Selected extract:

# Bass Pro Shop - Rossford, OH



## Weekender#1 (Mar 25, 2006)

I see Bass Pro is still kicking around the thought of building a retail store in Rossford (Toledo). As we speak all of the goverment forces are giving them funding in one way or another to build the store for a total of 150 employees, I believe. 
The part that has me bothered is the Dept of Natural Resources which is funded through your license fees both fishing and hunting. Is about to promise $1,000,000.00 dollars yes 1 million to build education of the outdoors centers at the retail store. THAT IS JUST WRONG. I would rather they use the money to buy a farm for more public hunting, or stock a lake here in Ohio. But to give to a big box store for incentive to build, not my license fee please. 
What are your thoughts. 
See the Steve Pollack outdoors article in yesterdays Toldeo Blade for details. Something needs to be done and soon.


----------



## BiteMyLine (Sep 7, 2006)

I agree with you 100%. Look at some of the lakes around Ohio and the trash is horrible. The Ohio River shores are discusting, covered in trash. And what will be the benefits of having education of outdoor centers when the money could be put to better use in improving fisheries? I see alot of people fish the shores and leave nearly everything that they brought except for their poles and stringers. I don't think that anybody in the state can say that their is an extremely clean place to fish other than somebody's farm pond. Anything that could be done to improve the Ohio waters should come first. With the revenue that Bass Pro brings in Oh DNR does not need to contribute to such a large corperation. Leave it to Bass Pro to build their own education center. If I had a choice to contribute portions of my license fee towards the project I would easily reject. If they wanted to offer extra portions to stocking or cleanup efforts of Ohio waters...U bet.


----------



## ERIE REBEL (Jan 28, 2006)

The ones that need to clean up our shorelines is not the ODNR.That is not their job.This should be done by the people that use these areas like you and me. Don't put it there and you don't have to clean it up!! I fish the Maumee every spring and you wouldn't believe how much trash we pull out of it EVERY time we fish.


----------



## Salmonid (Apr 14, 2004)

With DNR, its all about selling more fishing and hunting Licenses, and if they got a million clams to spend on marketing, why not put it in the BPS, I know the return on the kiosk they have in the Cinci store has paid for itself many times over so Im sure there thinking, throw more money at it, get more folks to buy licenses, its the bottom line, nothing else means squat for them.

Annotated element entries
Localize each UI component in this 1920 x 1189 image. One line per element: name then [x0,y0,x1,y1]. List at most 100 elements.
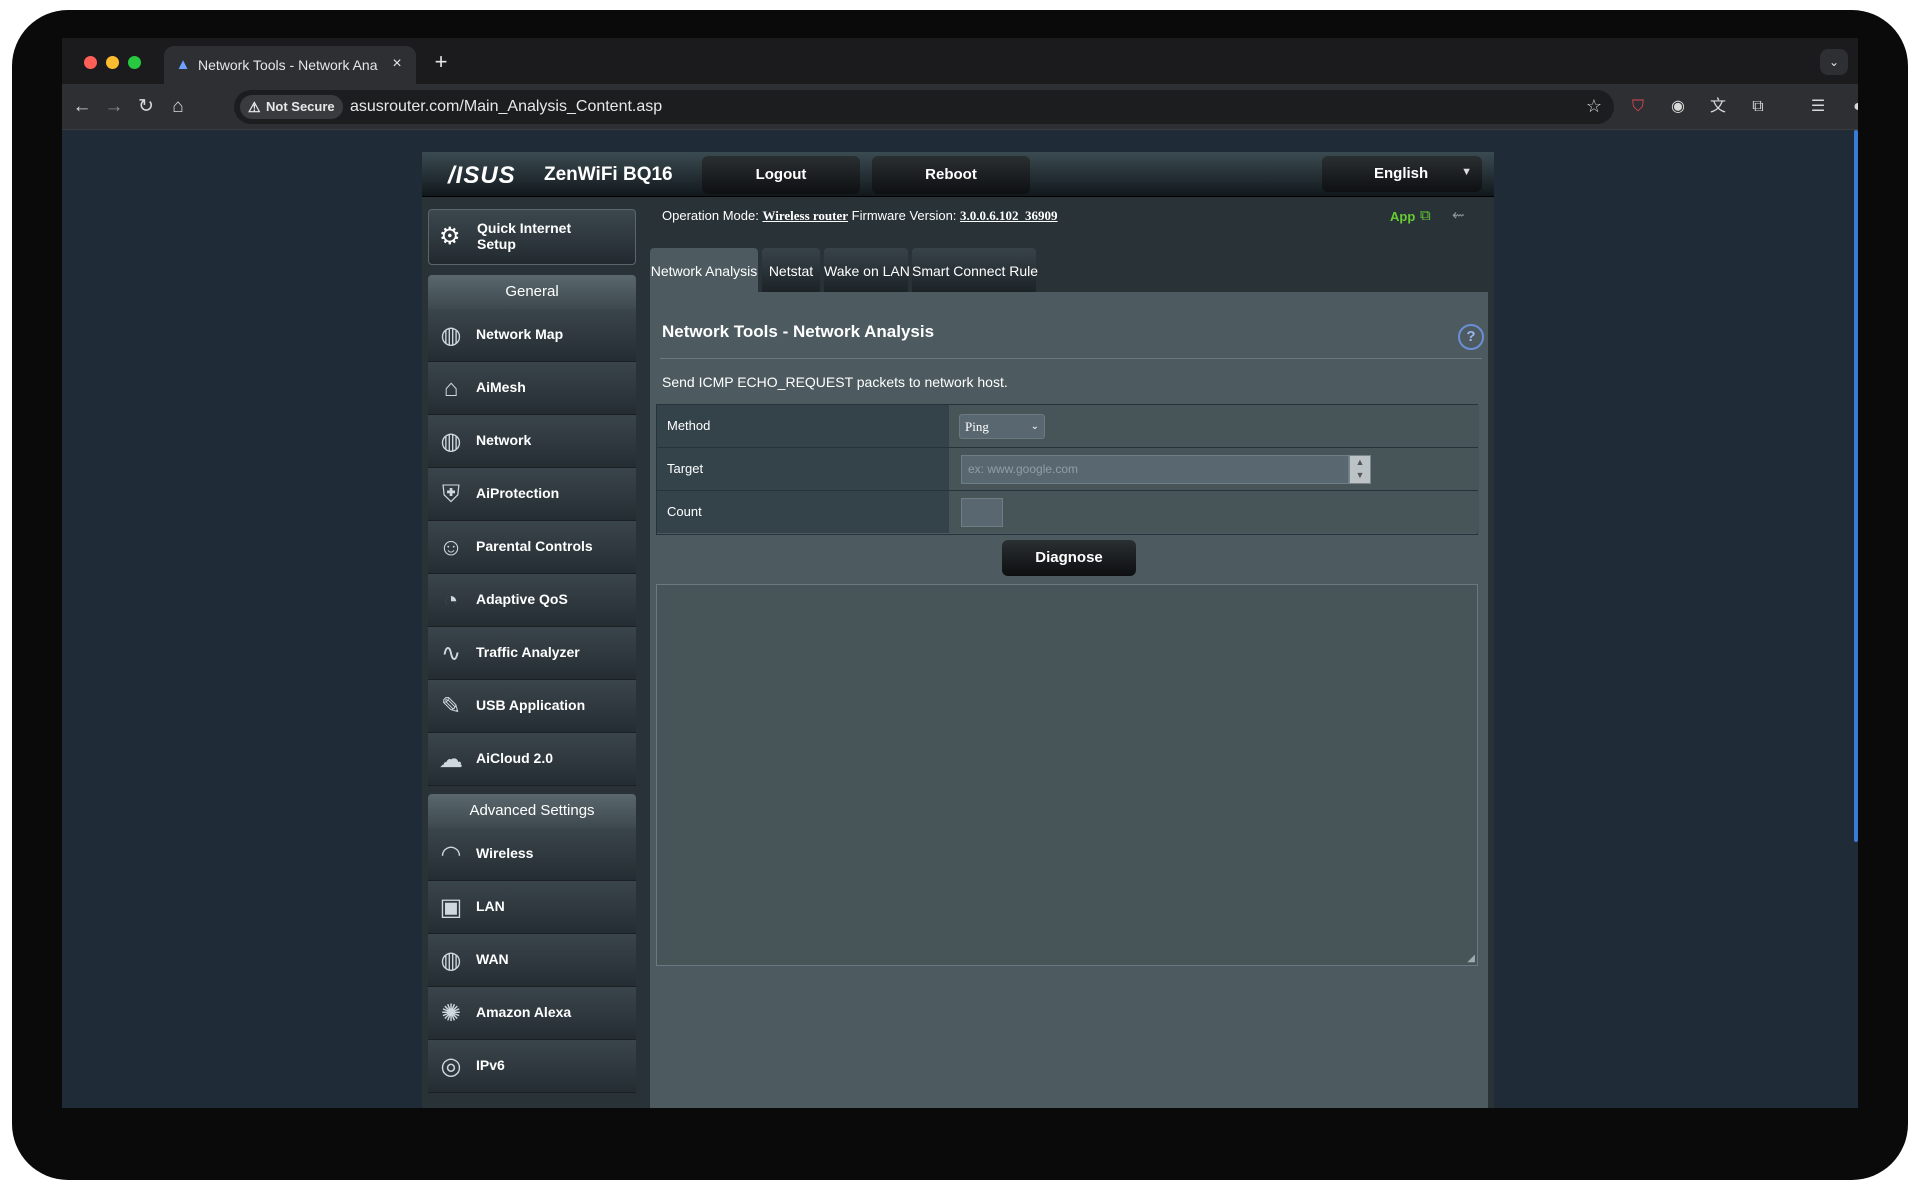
reboot-button[interactable]: Reboot [872,156,1030,194]
logout-button[interactable]: Logout [702,156,860,194]
general-section-header: General [428,275,636,309]
sidebar-item-aicloud[interactable]: ☁ AiCloud 2.0 [428,733,636,786]
firmware-label: Firmware Version: [851,208,957,223]
sidebar-item-traffic-analyzer[interactable]: ∿ Traffic Analyzer [428,627,636,680]
op-mode-link[interactable]: Wireless router [762,208,848,223]
sidebar-item-label: Network Map [476,326,564,342]
sidebar-item-label: Amazon Alexa [476,1004,572,1020]
target-value-cell: ex: www.google.com ▲ ▼ [949,448,1479,490]
back-arrow-icon[interactable]: ← [70,95,94,119]
home-icon[interactable]: ⌂ [166,95,190,119]
tab-search-chevron-icon[interactable]: ⌄ [1820,49,1848,75]
tab-wake-on-lan[interactable]: Wake on LAN [824,248,910,294]
page-viewport: /ISUS ZenWiFi BQ16 Logout Reboot English… [62,130,1858,1108]
cloud-icon: ☁ [439,746,463,773]
diagnose-button[interactable]: Diagnose [1002,540,1136,576]
method-label: Method [657,405,949,447]
extensions-puzzle-icon[interactable]: ⧉ [1746,95,1770,119]
security-indicator[interactable]: ⚠ Not Secure [240,95,343,119]
sidebar-item-label: Parental Controls [476,538,593,554]
count-input[interactable] [961,498,1003,527]
ipv6-icon: ◎ [440,1053,462,1080]
sidebar-item-wan[interactable]: ◍ WAN [428,934,636,987]
target-label: Target [657,448,949,490]
output-textarea[interactable]: ◢ [656,584,1478,966]
sidebar-item-label: USB Application [476,697,586,713]
browser-toolbar: ← → ↻ ⌂ ⚠ Not Secure asusrouter.com/Main… [62,84,1858,130]
tab-network-analysis[interactable]: Network Analysis [650,248,758,294]
op-mode-label: Operation Mode: [662,208,759,223]
resize-grip-icon[interactable]: ◢ [1467,953,1475,964]
count-label: Count [657,491,949,533]
security-label: Not Secure [266,99,335,114]
browser-tab-active[interactable]: ▲ Network Tools - Network Ana × [164,46,416,84]
tab-title: Network Tools - Network Ana [198,57,378,73]
sidebar-item-label: IPv6 [476,1057,505,1073]
router-banner: /ISUS ZenWiFi BQ16 Logout Reboot English… [422,152,1494,197]
page-scrollbar[interactable] [1854,130,1858,842]
pocket-icon[interactable]: ⛉ [1626,95,1650,119]
target-dropdown-stepper-icon[interactable]: ▲ ▼ [1349,455,1371,484]
address-bar[interactable]: ⚠ Not Secure asusrouter.com/Main_Analysi… [234,90,1614,124]
advanced-section-header: Advanced Settings [428,794,636,828]
sidebar-item-ipv6[interactable]: ◎ IPv6 [428,1040,636,1093]
sidebar-item-label: Wireless [476,845,534,861]
network-globe-icon: ◍ [440,428,462,455]
translate-extension-icon[interactable]: 文 [1706,95,1730,119]
usb-status-icon[interactable]: ⇜ [1452,206,1465,224]
language-label: English [1374,165,1429,182]
alexa-icon: ✺ [440,1000,462,1027]
globe-icon: ◍ [440,322,462,349]
method-select[interactable]: Ping ⌄ [959,414,1045,439]
sidebar-item-lan[interactable]: ▣ LAN [428,881,636,934]
profile-avatar-icon[interactable]: ● [1846,95,1858,119]
sidebar-item-label: Network [476,432,532,448]
caret-down-icon: ▼ [1461,166,1472,178]
sidebar-item-wireless[interactable]: ◠ Wireless [428,828,636,881]
minimize-window-button[interactable] [106,56,119,69]
bookmark-star-icon[interactable]: ☆ [1586,96,1602,117]
sidebar-item-aiprotection[interactable]: ⛨ AiProtection [428,468,636,521]
sidebar-item-network[interactable]: ◍ Network [428,415,636,468]
sidebar-item-parental-controls[interactable]: ☺ Parental Controls [428,521,636,574]
shield-icon: ⛨ [442,481,460,508]
url-text[interactable]: asusrouter.com/Main_Analysis_Content.asp [350,98,662,116]
help-icon[interactable]: ? [1458,324,1484,350]
analysis-form: Method Ping ⌄ Target ex: www.google.com [656,404,1479,535]
sidebar-item-usb-application[interactable]: ✎ USB Application [428,680,636,733]
general-nav-list: ◍ Network Map ⌂ AiMesh ◍ Network ⛨ AiProtect… [428,309,636,786]
sidebar-item-adaptive-qos[interactable]: ◔ Adaptive QoS [428,574,636,627]
new-tab-button[interactable]: + [430,51,452,73]
sidebar-item-label: AiMesh [476,379,526,395]
sidebar-item-aimesh[interactable]: ⌂ AiMesh [428,362,636,415]
tab-smart-connect-rule[interactable]: Smart Connect Rule [912,248,1038,294]
sidebar-item-network-map[interactable]: ◍ Network Map [428,309,636,362]
maximize-window-button[interactable] [128,56,141,69]
count-row: Count [657,491,1479,534]
sidebar-item-label: Adaptive QoS [476,591,568,607]
quick-internet-setup-button[interactable]: ⚙ Quick Internet Setup [428,209,636,265]
operation-mode-line: Operation Mode: Wireless router Firmware… [662,208,1058,224]
reload-icon[interactable]: ↻ [134,95,158,119]
chevron-down-icon: ⌄ [1030,421,1039,432]
tab-strip: ▲ Network Tools - Network Ana × + ⌄ [62,38,1858,84]
sidebar-item-label: Traffic Analyzer [476,644,580,660]
tab-netstat[interactable]: Netstat [762,248,820,294]
asus-logo: /ISUS [448,162,516,189]
firmware-link[interactable]: 3.0.0.6.102_36909 [960,208,1058,223]
close-window-button[interactable] [84,56,97,69]
title-divider [660,358,1482,359]
panel-description: Send ICMP ECHO_REQUEST packets to networ… [662,374,1008,390]
reading-list-icon[interactable]: ☰ [1806,95,1830,119]
sidebar-item-label: AiProtection [476,485,560,501]
sidebar-item-amazon-alexa[interactable]: ✺ Amazon Alexa [428,987,636,1040]
advanced-nav-list: ◠ Wireless ▣ LAN ◍ WAN ✺ Amazon Alexa ◎ IPv6 [428,828,636,1093]
forward-arrow-icon[interactable]: → [102,95,126,119]
wan-globe-icon: ◍ [440,947,462,974]
app-devices-icon[interactable]: ⧉ [1420,207,1431,224]
target-input[interactable]: ex: www.google.com [961,455,1349,484]
vpn-extension-icon[interactable]: ◉ [1666,95,1690,119]
app-label[interactable]: App [1390,209,1415,224]
tab-close-icon[interactable]: × [388,55,406,73]
language-select[interactable]: English ▼ [1322,156,1482,192]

To do:
1 - Rewrite the paragraph of the forum thread that begins "The part that has me bothered" as a short bulleted list that keeps its main facts.
2 - Answer these questions using the forum thread:
(a) About how many employees does the first post say the store would have?
(b) Which shores does BiteMyLine describe as covered in trash?
(c) Which river does ERIE REBEL fish every spring?
3 - Transcribe everything in the forum thread from "# Bass Pro Shop" down to "license fee please.".

Answers:
1 -
- The Department of Natural Resources is funded through fishing and hunting license fees.
- It is about to promise $1,000,000 to build outdoor education centers at the Bass Pro retail store.
- The poster calls this wrong.
- The poster would rather see the money buy a farm for more public hunting or stock a lake in Ohio.
- The poster objects to license fees being given to a big box store as an incentive to build.

2 -
(a) A total of 150 employees.
(b) The Ohio River shores.
(c) The Maumee.

3 -
# Bass Pro Shop - Rossford, OH



## Weekender#1 (Mar 25, 2006)

I see Bass Pro is still kicking around the thought of building a retail store in Rossford (Toledo). As we speak all of the goverment forces are giving them funding in one way or another to build the store for a total of 150 employees, I believe. 
The part that has me bothered is the Dept of Natural Resources which is funded through your license fees both fishing and hunting. Is about to promise $1,000,000.00 dollars yes 1 million to build education of the outdoors centers at the retail store. THAT IS JUST WRONG. I would rather they use the money to buy a farm for more public hunting, or stock a lake here in Ohio. But to give to a big box store for incentive to build, not my license fee please.